(Prompt):
Which lines hold the word "this"? Copy each of them from the material.

(Dataset entries on figures):

######

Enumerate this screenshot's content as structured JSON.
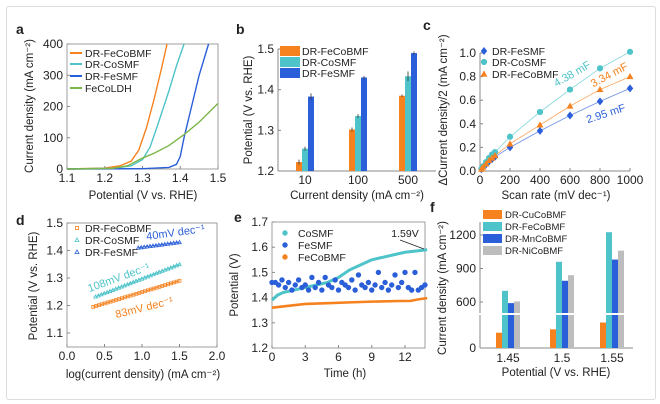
{
  "colors": {
    "orange": "#F5821F",
    "cyan": "#4EC3C9",
    "blue": "#2B5FD9",
    "green": "#7AB648",
    "gray": "#BDBDBD"
  },
  "chart_data": [
    {
      "panel": "a",
      "type": "line",
      "xlabel": "Potential (V vs. RHE)",
      "ylabel": "Current density (mA cm⁻²)",
      "xlim": [
        1.1,
        1.5
      ],
      "ylim": [
        0,
        400
      ],
      "xticks": [
        "1.1",
        "1.2",
        "1.3",
        "1.4",
        "1.5"
      ],
      "yticks": [
        "0",
        "100",
        "200",
        "300",
        "400"
      ],
      "legend": "top-left",
      "series": [
        {
          "name": "DR-FeCoBMF",
          "color": "orange",
          "x": [
            1.1,
            1.2,
            1.24,
            1.27,
            1.29,
            1.31,
            1.33,
            1.35,
            1.365
          ],
          "y": [
            0,
            3,
            10,
            25,
            60,
            130,
            220,
            320,
            400
          ]
        },
        {
          "name": "DR-CoSMF",
          "color": "cyan",
          "x": [
            1.1,
            1.22,
            1.27,
            1.3,
            1.32,
            1.34,
            1.37,
            1.39,
            1.41
          ],
          "y": [
            0,
            2,
            10,
            30,
            70,
            140,
            250,
            330,
            400
          ]
        },
        {
          "name": "DR-FeSMF",
          "color": "blue",
          "x": [
            1.1,
            1.3,
            1.37,
            1.39,
            1.4,
            1.41,
            1.43,
            1.45,
            1.475
          ],
          "y": [
            0,
            1,
            5,
            15,
            40,
            100,
            200,
            300,
            400
          ]
        },
        {
          "name": "FeCoLDH",
          "color": "green",
          "x": [
            1.1,
            1.22,
            1.26,
            1.3,
            1.33,
            1.37,
            1.41,
            1.45,
            1.5
          ],
          "y": [
            0,
            2,
            10,
            35,
            50,
            75,
            110,
            150,
            210
          ]
        }
      ]
    },
    {
      "panel": "b",
      "type": "bar",
      "xlabel": "Current density (mA cm⁻²)",
      "ylabel": "Potential (V vs. RHE)",
      "ylim": [
        1.2,
        1.5
      ],
      "yticks": [
        "1.2",
        "1.3",
        "1.4",
        "1.5"
      ],
      "categories": [
        "10",
        "100",
        "500"
      ],
      "legend": "top-left",
      "series": [
        {
          "name": "DR-FeCoBMF",
          "color": "orange",
          "values": [
            1.222,
            1.302,
            1.385
          ],
          "err": [
            0.006,
            0.005,
            0.003
          ]
        },
        {
          "name": "DR-CoSMF",
          "color": "cyan",
          "values": [
            1.255,
            1.335,
            1.433
          ],
          "err": [
            0.005,
            0.005,
            0.012
          ]
        },
        {
          "name": "DR-FeSMF",
          "color": "blue",
          "values": [
            1.383,
            1.43,
            1.49
          ],
          "err": [
            0.008,
            0.004,
            0.004
          ]
        }
      ]
    },
    {
      "panel": "c",
      "type": "scatter",
      "xlabel": "Scan rate (mV dec⁻¹)",
      "ylabel": "ΔCurrent density/2 (mA cm⁻²)",
      "xlim": [
        0,
        1000
      ],
      "ylim": [
        0,
        1.0
      ],
      "xticks": [
        "0",
        "200",
        "400",
        "600",
        "800",
        "1000"
      ],
      "yticks": [
        "0.0",
        "0.2",
        "0.4",
        "0.6",
        "0.8",
        "1.0"
      ],
      "legend": "top-left",
      "x": [
        10,
        20,
        40,
        60,
        80,
        100,
        200,
        400,
        600,
        800,
        1000
      ],
      "series": [
        {
          "name": "DR-FeSMF",
          "color": "blue",
          "marker": "diamond",
          "values": [
            0.015,
            0.03,
            0.055,
            0.08,
            0.1,
            0.12,
            0.2,
            0.34,
            0.47,
            0.59,
            0.7
          ],
          "annotation": "2.95 mF"
        },
        {
          "name": "DR-CoSMF",
          "color": "cyan",
          "marker": "circle",
          "values": [
            0.02,
            0.04,
            0.075,
            0.11,
            0.14,
            0.16,
            0.29,
            0.5,
            0.69,
            0.87,
            1.01
          ],
          "annotation": "4.38 mF"
        },
        {
          "name": "DR-FeCoBMF",
          "color": "orange",
          "marker": "triangle",
          "values": [
            0.016,
            0.033,
            0.06,
            0.09,
            0.11,
            0.13,
            0.23,
            0.39,
            0.55,
            0.69,
            0.8
          ],
          "annotation": "3.34 mF"
        }
      ]
    },
    {
      "panel": "d",
      "type": "scatter",
      "xlabel": "log(current density) (mA cm⁻²)",
      "ylabel": "Potential (V vs. RHE)",
      "xlim": [
        0,
        2.0
      ],
      "ylim": [
        1.05,
        1.5
      ],
      "xticks": [
        "0.0",
        "0.5",
        "1.0",
        "1.5",
        "2.0"
      ],
      "yticks": [
        "1.1",
        "1.2",
        "1.3",
        "1.4",
        "1.5"
      ],
      "legend": "top-left",
      "series": [
        {
          "name": "DR-FeCoBMF",
          "color": "orange",
          "marker": "square",
          "x0": 0.35,
          "x1": 1.5,
          "y0": 1.195,
          "y1": 1.29,
          "annotation": "83mV dec⁻¹"
        },
        {
          "name": "DR-CoSMF",
          "color": "cyan",
          "marker": "triangle",
          "x0": 0.38,
          "x1": 1.5,
          "y0": 1.232,
          "y1": 1.35,
          "annotation": "108mV dec⁻¹"
        },
        {
          "name": "DR-FeSMF",
          "color": "blue",
          "marker": "triangle",
          "x0": 0.95,
          "x1": 1.5,
          "y0": 1.41,
          "y1": 1.43,
          "annotation": "40mV dec⁻¹"
        }
      ]
    },
    {
      "panel": "e",
      "type": "scatter",
      "xlabel": "Time (h)",
      "ylabel": "Potential (V)",
      "xlim": [
        0,
        14
      ],
      "ylim": [
        1.2,
        1.7
      ],
      "xticks": [
        "0",
        "3",
        "6",
        "9",
        "12"
      ],
      "yticks": [
        "1.2",
        "1.3",
        "1.4",
        "1.5",
        "1.6",
        "1.7"
      ],
      "legend": "top-left",
      "annotation": "1.59V",
      "series": [
        {
          "name": "CoSMF",
          "color": "cyan",
          "x": [
            0,
            0.5,
            1,
            2,
            3,
            4,
            5,
            6,
            7,
            8,
            9,
            10,
            11,
            12,
            13,
            14
          ],
          "y": [
            1.39,
            1.41,
            1.42,
            1.43,
            1.44,
            1.45,
            1.46,
            1.48,
            1.51,
            1.53,
            1.55,
            1.56,
            1.57,
            1.58,
            1.585,
            1.59
          ]
        },
        {
          "name": "FeSMF",
          "color": "blue",
          "x": [
            0,
            0.3,
            0.6,
            0.9,
            1.2,
            1.5,
            1.8,
            2.1,
            2.4,
            2.7,
            3,
            3.3,
            3.6,
            3.9,
            4.2,
            4.5,
            4.8,
            5.1,
            5.4,
            5.7,
            6,
            6.3,
            6.6,
            6.9,
            7.2,
            7.5,
            7.8,
            8.1,
            8.4,
            8.7,
            9,
            9.3,
            9.6,
            9.9,
            10.2,
            10.5,
            10.8,
            11.1,
            11.4,
            11.7,
            12,
            12.3,
            12.6,
            12.9,
            13.2,
            13.5,
            13.8
          ],
          "y": [
            1.46,
            1.46,
            1.45,
            1.47,
            1.44,
            1.46,
            1.43,
            1.45,
            1.47,
            1.44,
            1.45,
            1.43,
            1.48,
            1.44,
            1.46,
            1.43,
            1.48,
            1.45,
            1.44,
            1.47,
            1.43,
            1.46,
            1.45,
            1.44,
            1.47,
            1.43,
            1.49,
            1.45,
            1.44,
            1.46,
            1.43,
            1.45,
            1.5,
            1.44,
            1.46,
            1.43,
            1.45,
            1.49,
            1.44,
            1.46,
            1.5,
            1.44,
            1.43,
            1.5,
            1.43,
            1.44,
            1.45
          ]
        },
        {
          "name": "FeCoBMF",
          "color": "orange",
          "x": [
            0,
            1,
            2,
            3,
            5,
            7,
            9,
            11,
            12.5,
            13.2,
            14
          ],
          "y": [
            1.36,
            1.365,
            1.37,
            1.375,
            1.378,
            1.381,
            1.384,
            1.386,
            1.387,
            1.393,
            1.398
          ]
        }
      ]
    },
    {
      "panel": "f",
      "type": "bar",
      "xlabel": "Potential (V vs. RHE)",
      "ylabel": "Current density (mA cm⁻²)",
      "yticks": [
        "0",
        "600",
        "900",
        "1200"
      ],
      "axis_break": true,
      "categories": [
        "1.45",
        "1.5",
        "1.55"
      ],
      "legend": "top-left",
      "series": [
        {
          "name": "DR-CuCoBMF",
          "color": "orange",
          "values": [
            90,
            110,
            150
          ]
        },
        {
          "name": "DR-FeCoBMF",
          "color": "cyan",
          "values": [
            700,
            960,
            1225
          ]
        },
        {
          "name": "DR-MnCoBMF",
          "color": "blue",
          "values": [
            590,
            790,
            980
          ]
        },
        {
          "name": "DR-NiCoBMF",
          "color": "gray",
          "values": [
            605,
            840,
            1060
          ]
        }
      ]
    }
  ]
}
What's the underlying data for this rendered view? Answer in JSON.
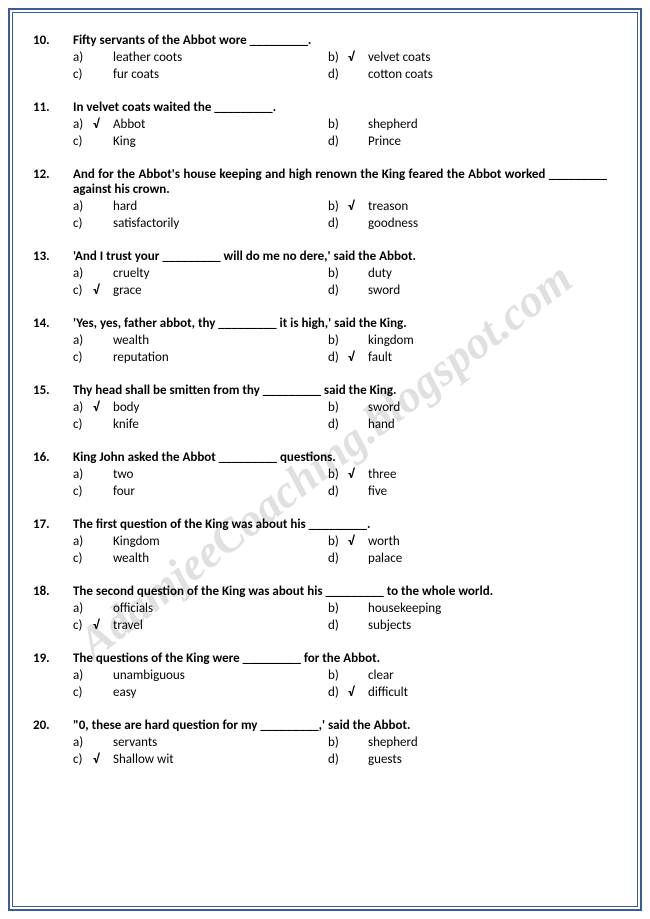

######

(Solved exercise):
Enumerate this screenshot's content as structured JSON.
What's the underlying data for this rendered view? Answer in JSON.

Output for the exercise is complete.